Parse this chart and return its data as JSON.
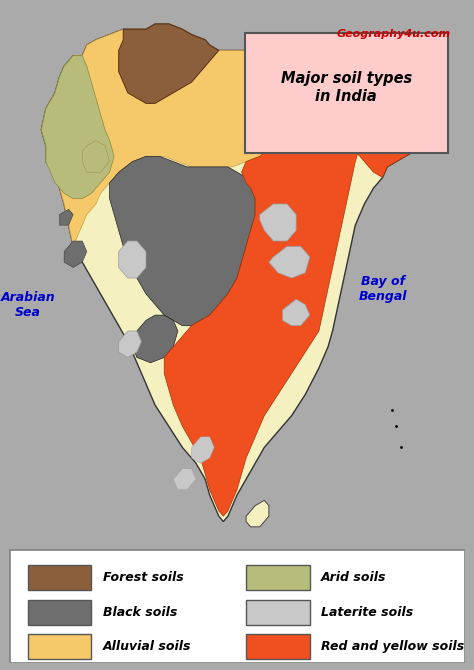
{
  "title": "Major soil types\nin India",
  "website": "Geography4u.com",
  "bg_color": "#f5f0c0",
  "ocean_color": "#55ccdd",
  "legend_items": [
    {
      "label": "Forest soils",
      "color": "#8B5E3C"
    },
    {
      "label": "Black soils",
      "color": "#6e6e6e"
    },
    {
      "label": "Alluvial soils",
      "color": "#f5c96a"
    },
    {
      "label": "Arid soils",
      "color": "#b8bc7a"
    },
    {
      "label": "Laterite soils",
      "color": "#c8c8c8"
    },
    {
      "label": "Red and yellow soils",
      "color": "#f05020"
    }
  ],
  "text_arabian_sea": "Arabian\nSea",
  "text_bay_of_bengal": "Bay of\nBengal",
  "website_color": "#cc0000",
  "title_bg": "#ffcccc",
  "title_border": "#555555",
  "outer_border": "#aaaaaa",
  "map_bg": "#f5f0c0",
  "figsize": [
    4.74,
    6.7
  ],
  "dpi": 100
}
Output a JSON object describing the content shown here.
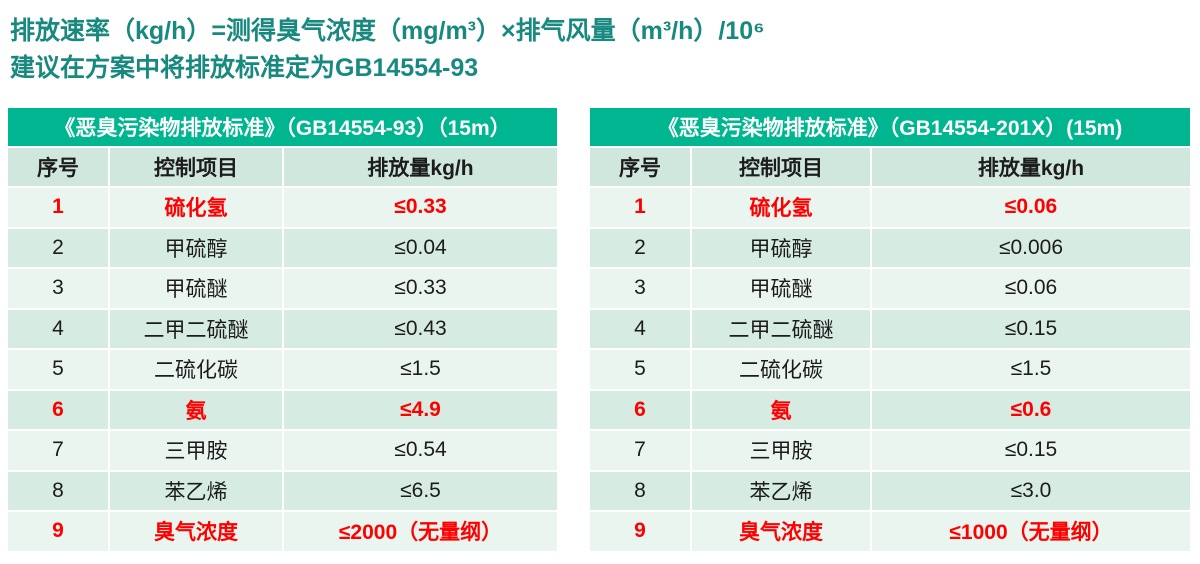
{
  "intro": {
    "line1": "排放速率（kg/h）=测得臭气浓度（mg/m³）×排气风量（m³/h）/10⁶",
    "line2": "建议在方案中将排放标准定为GB14554-93"
  },
  "colors": {
    "intro_text": "#17897f",
    "table_header_bg": "#00b690",
    "table_header_text": "#ffffff",
    "column_header_bg": "#cfe7dc",
    "row_odd_bg": "#ebf5f0",
    "row_even_bg": "#d6ebe1",
    "highlight_text": "#fe0000",
    "body_text": "#1c1c1c"
  },
  "tables": [
    {
      "title": "《恶臭污染物排放标准》（GB14554-93）（15m）",
      "columns": [
        "序号",
        "控制项目",
        "排放量kg/h"
      ],
      "rows": [
        {
          "no": "1",
          "item": "硫化氢",
          "value": "≤0.33",
          "highlight": true
        },
        {
          "no": "2",
          "item": "甲硫醇",
          "value": "≤0.04",
          "highlight": false
        },
        {
          "no": "3",
          "item": "甲硫醚",
          "value": "≤0.33",
          "highlight": false
        },
        {
          "no": "4",
          "item": "二甲二硫醚",
          "value": "≤0.43",
          "highlight": false
        },
        {
          "no": "5",
          "item": "二硫化碳",
          "value": "≤1.5",
          "highlight": false
        },
        {
          "no": "6",
          "item": "氨",
          "value": "≤4.9",
          "highlight": true
        },
        {
          "no": "7",
          "item": "三甲胺",
          "value": "≤0.54",
          "highlight": false
        },
        {
          "no": "8",
          "item": "苯乙烯",
          "value": "≤6.5",
          "highlight": false
        },
        {
          "no": "9",
          "item": "臭气浓度",
          "value": "≤2000（无量纲）",
          "highlight": true
        }
      ]
    },
    {
      "title": "《恶臭污染物排放标准》（GB14554-201X）(15m)",
      "columns": [
        "序号",
        "控制项目",
        "排放量kg/h"
      ],
      "rows": [
        {
          "no": "1",
          "item": "硫化氢",
          "value": "≤0.06",
          "highlight": true
        },
        {
          "no": "2",
          "item": "甲硫醇",
          "value": "≤0.006",
          "highlight": false
        },
        {
          "no": "3",
          "item": "甲硫醚",
          "value": "≤0.06",
          "highlight": false
        },
        {
          "no": "4",
          "item": "二甲二硫醚",
          "value": "≤0.15",
          "highlight": false
        },
        {
          "no": "5",
          "item": "二硫化碳",
          "value": "≤1.5",
          "highlight": false
        },
        {
          "no": "6",
          "item": "氨",
          "value": "≤0.6",
          "highlight": true
        },
        {
          "no": "7",
          "item": "三甲胺",
          "value": "≤0.15",
          "highlight": false
        },
        {
          "no": "8",
          "item": "苯乙烯",
          "value": "≤3.0",
          "highlight": false
        },
        {
          "no": "9",
          "item": "臭气浓度",
          "value": "≤1000（无量纲）",
          "highlight": true
        }
      ]
    }
  ]
}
___
• The exercise: Every line that holds the word "soils" counts once; state the total number of such lines and nothing else.

• Exercise output: 6